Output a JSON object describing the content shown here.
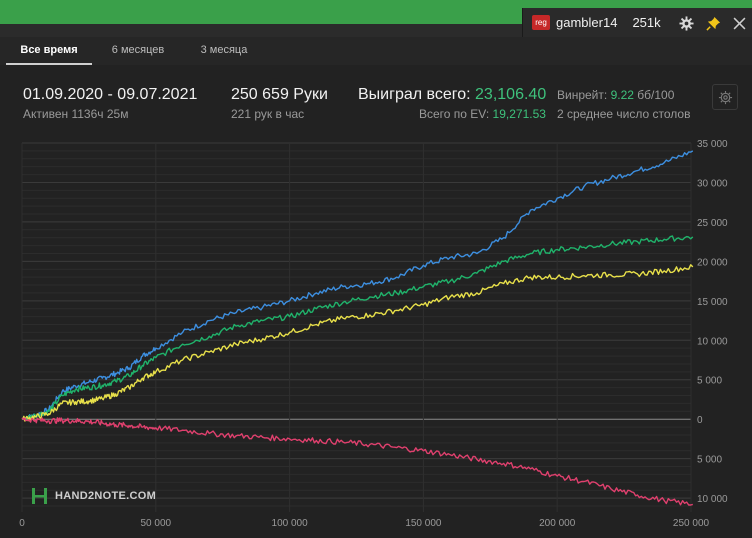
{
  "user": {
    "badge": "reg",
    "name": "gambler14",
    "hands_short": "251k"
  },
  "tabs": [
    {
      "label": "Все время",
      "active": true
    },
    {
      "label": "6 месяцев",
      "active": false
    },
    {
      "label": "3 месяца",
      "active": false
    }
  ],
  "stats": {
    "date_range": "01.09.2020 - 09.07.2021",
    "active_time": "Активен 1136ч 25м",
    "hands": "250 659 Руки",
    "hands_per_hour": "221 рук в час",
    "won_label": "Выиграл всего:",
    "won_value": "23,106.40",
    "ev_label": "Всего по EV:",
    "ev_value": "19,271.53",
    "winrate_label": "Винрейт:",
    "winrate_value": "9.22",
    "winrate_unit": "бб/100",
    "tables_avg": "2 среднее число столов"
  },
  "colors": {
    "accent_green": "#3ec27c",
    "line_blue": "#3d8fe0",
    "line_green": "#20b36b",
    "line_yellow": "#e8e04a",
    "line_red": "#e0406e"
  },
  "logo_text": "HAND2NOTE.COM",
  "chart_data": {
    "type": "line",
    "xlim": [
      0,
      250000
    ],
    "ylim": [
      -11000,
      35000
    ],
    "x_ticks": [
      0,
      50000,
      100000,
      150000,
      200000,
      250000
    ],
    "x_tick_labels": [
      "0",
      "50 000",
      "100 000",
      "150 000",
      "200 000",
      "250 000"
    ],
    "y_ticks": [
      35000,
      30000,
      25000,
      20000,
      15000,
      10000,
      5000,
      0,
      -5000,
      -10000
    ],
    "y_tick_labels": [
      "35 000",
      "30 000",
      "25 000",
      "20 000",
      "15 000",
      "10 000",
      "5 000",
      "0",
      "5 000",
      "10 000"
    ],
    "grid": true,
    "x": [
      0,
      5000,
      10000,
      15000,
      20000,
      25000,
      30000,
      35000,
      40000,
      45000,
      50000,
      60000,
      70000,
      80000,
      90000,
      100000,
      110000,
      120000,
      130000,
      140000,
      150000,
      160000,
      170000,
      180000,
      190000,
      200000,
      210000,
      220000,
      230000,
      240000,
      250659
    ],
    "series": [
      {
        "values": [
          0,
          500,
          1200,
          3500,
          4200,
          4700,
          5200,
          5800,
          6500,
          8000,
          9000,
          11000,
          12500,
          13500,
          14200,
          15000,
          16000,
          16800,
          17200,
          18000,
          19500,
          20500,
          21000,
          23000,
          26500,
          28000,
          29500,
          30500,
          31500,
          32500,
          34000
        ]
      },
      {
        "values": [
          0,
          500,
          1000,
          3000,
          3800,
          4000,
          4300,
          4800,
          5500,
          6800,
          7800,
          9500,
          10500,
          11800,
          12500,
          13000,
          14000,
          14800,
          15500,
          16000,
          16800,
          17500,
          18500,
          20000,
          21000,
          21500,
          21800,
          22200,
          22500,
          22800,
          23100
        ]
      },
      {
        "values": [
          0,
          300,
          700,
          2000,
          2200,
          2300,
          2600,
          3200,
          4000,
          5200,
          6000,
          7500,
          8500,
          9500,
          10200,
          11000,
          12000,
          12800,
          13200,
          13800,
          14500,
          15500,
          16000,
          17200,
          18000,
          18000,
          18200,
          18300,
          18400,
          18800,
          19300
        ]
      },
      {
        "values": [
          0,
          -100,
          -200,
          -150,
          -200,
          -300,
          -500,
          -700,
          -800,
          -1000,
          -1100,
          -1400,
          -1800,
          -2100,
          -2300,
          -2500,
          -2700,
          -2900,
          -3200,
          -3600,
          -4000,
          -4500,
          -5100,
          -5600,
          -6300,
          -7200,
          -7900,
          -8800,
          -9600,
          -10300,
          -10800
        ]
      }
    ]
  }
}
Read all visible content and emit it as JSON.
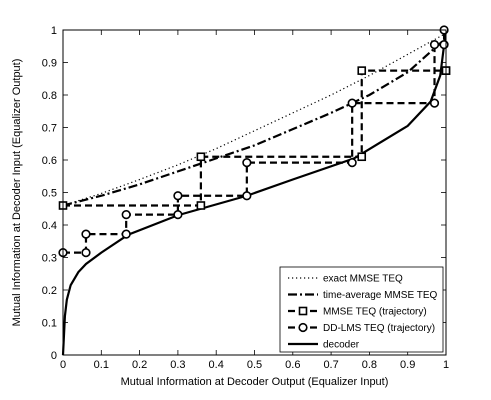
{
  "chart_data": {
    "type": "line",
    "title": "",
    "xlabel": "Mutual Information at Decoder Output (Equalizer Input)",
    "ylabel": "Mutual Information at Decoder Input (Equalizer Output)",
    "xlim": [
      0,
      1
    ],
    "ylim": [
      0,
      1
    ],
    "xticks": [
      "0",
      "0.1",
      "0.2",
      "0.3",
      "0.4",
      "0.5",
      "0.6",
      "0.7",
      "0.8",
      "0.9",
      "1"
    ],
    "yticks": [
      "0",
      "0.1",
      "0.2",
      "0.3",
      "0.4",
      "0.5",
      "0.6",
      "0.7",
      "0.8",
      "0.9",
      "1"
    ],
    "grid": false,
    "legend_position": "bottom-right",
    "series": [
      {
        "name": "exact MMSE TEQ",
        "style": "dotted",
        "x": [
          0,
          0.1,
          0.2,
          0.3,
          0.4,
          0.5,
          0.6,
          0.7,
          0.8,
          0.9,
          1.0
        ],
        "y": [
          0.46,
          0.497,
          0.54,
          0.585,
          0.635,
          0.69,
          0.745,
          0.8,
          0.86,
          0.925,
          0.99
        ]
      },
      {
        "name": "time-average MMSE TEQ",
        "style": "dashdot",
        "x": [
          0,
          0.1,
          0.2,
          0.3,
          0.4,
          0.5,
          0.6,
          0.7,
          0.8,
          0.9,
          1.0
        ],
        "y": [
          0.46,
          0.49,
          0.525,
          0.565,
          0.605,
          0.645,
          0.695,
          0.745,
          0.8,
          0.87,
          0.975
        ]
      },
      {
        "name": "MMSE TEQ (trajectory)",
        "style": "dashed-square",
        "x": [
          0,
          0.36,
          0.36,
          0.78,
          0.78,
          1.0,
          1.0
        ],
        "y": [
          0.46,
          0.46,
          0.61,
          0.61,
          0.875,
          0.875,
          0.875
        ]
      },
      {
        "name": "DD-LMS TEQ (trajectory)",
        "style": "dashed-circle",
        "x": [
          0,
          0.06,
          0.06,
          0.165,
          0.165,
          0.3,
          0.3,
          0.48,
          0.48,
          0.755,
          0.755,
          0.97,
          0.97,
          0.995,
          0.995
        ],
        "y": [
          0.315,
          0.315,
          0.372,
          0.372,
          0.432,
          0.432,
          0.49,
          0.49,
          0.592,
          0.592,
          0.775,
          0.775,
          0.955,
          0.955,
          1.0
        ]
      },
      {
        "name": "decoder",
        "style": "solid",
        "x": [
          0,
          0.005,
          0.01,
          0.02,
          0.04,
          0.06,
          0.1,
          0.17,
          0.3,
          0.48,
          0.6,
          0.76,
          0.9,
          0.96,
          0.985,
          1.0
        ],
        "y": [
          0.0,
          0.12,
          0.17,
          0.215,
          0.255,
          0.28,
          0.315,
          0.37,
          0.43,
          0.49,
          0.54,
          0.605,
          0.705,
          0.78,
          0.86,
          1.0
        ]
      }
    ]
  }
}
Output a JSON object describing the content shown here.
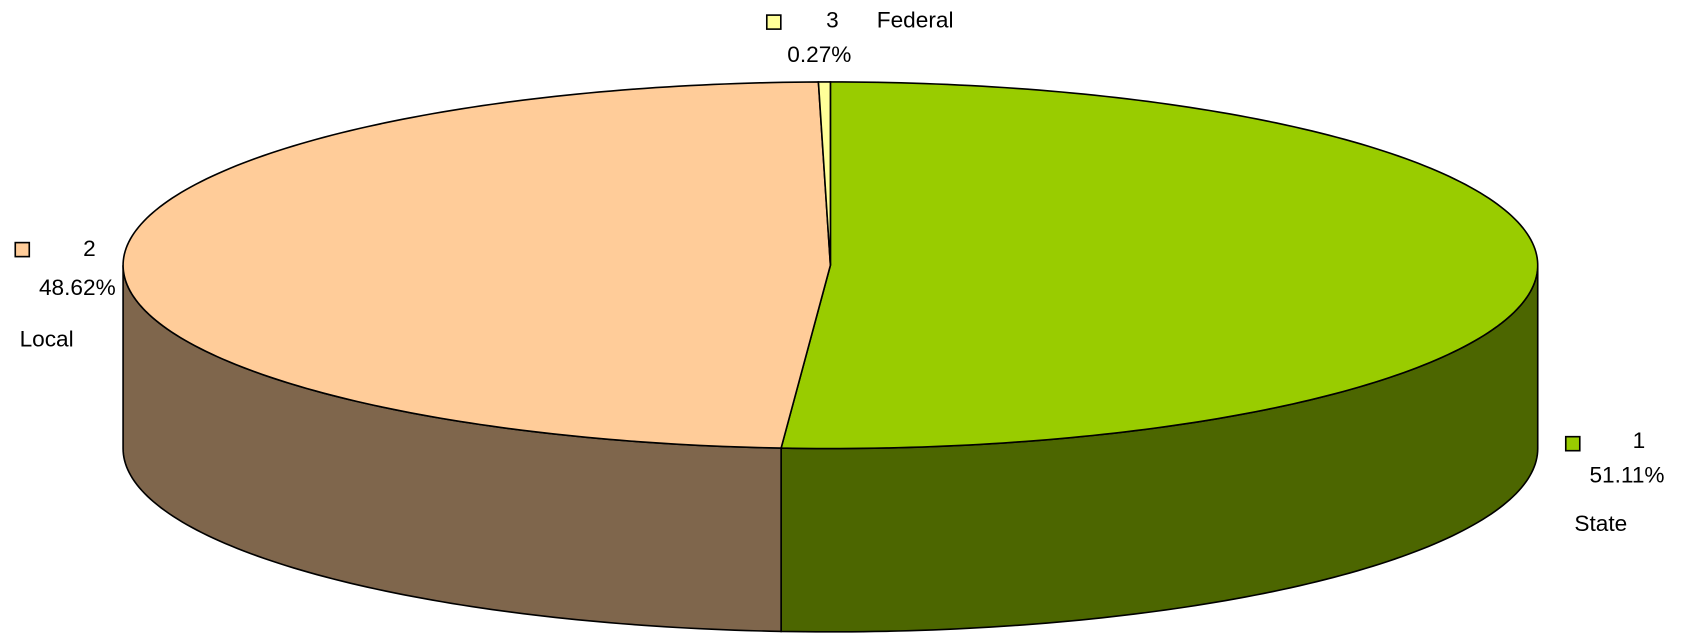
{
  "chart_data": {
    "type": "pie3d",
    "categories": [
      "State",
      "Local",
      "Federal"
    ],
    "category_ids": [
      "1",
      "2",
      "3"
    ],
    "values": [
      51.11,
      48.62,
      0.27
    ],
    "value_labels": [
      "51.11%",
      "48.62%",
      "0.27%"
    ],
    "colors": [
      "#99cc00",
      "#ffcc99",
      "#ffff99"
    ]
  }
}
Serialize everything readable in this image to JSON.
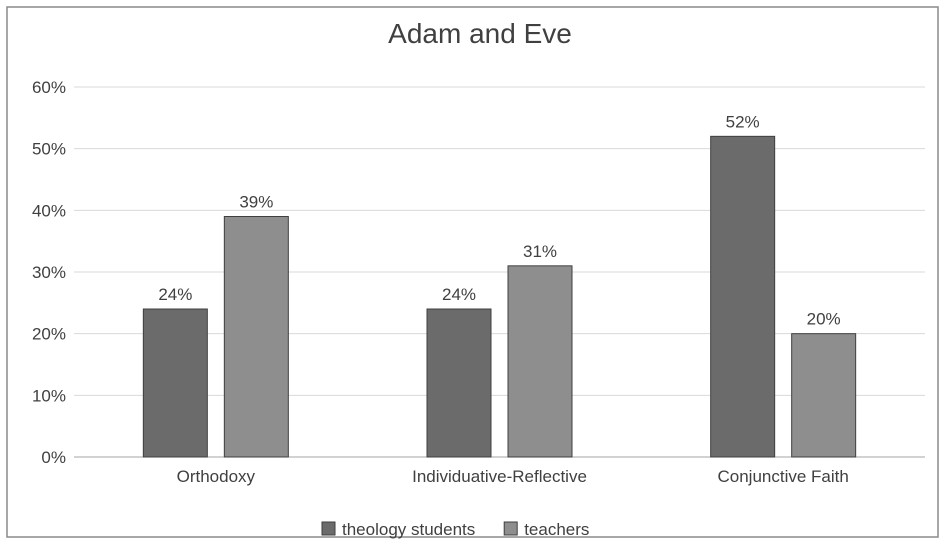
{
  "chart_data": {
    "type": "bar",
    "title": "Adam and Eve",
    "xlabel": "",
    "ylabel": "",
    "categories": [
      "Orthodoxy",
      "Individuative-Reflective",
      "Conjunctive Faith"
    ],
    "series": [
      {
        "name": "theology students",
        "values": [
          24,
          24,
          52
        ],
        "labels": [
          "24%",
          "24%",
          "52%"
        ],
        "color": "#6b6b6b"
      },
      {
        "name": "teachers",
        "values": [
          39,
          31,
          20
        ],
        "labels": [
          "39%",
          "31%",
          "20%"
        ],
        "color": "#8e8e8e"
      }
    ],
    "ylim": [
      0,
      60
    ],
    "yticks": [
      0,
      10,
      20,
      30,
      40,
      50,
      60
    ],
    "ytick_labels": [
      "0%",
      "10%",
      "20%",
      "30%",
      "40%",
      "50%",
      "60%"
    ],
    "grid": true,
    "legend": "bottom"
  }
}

▬▬▬▬▬▬▬▬▬▬

Skip the pictures. Please copy exactly the lines from the one with "Serialize everything readable" through the final line of the material above, both ends included.

Serialize everything readable in this image to JSON.
{
  "chart_data": {
    "type": "bar",
    "title": "Adam and Eve",
    "xlabel": "",
    "ylabel": "",
    "categories": [
      "Orthodoxy",
      "Individuative-Reflective",
      "Conjunctive Faith"
    ],
    "series": [
      {
        "name": "theology students",
        "values": [
          24,
          24,
          52
        ],
        "labels": [
          "24%",
          "24%",
          "52%"
        ],
        "color": "#6b6b6b"
      },
      {
        "name": "teachers",
        "values": [
          39,
          31,
          20
        ],
        "labels": [
          "39%",
          "31%",
          "20%"
        ],
        "color": "#8e8e8e"
      }
    ],
    "ylim": [
      0,
      60
    ],
    "yticks": [
      0,
      10,
      20,
      30,
      40,
      50,
      60
    ],
    "ytick_labels": [
      "0%",
      "10%",
      "20%",
      "30%",
      "40%",
      "50%",
      "60%"
    ],
    "grid": true,
    "legend": "bottom"
  }
}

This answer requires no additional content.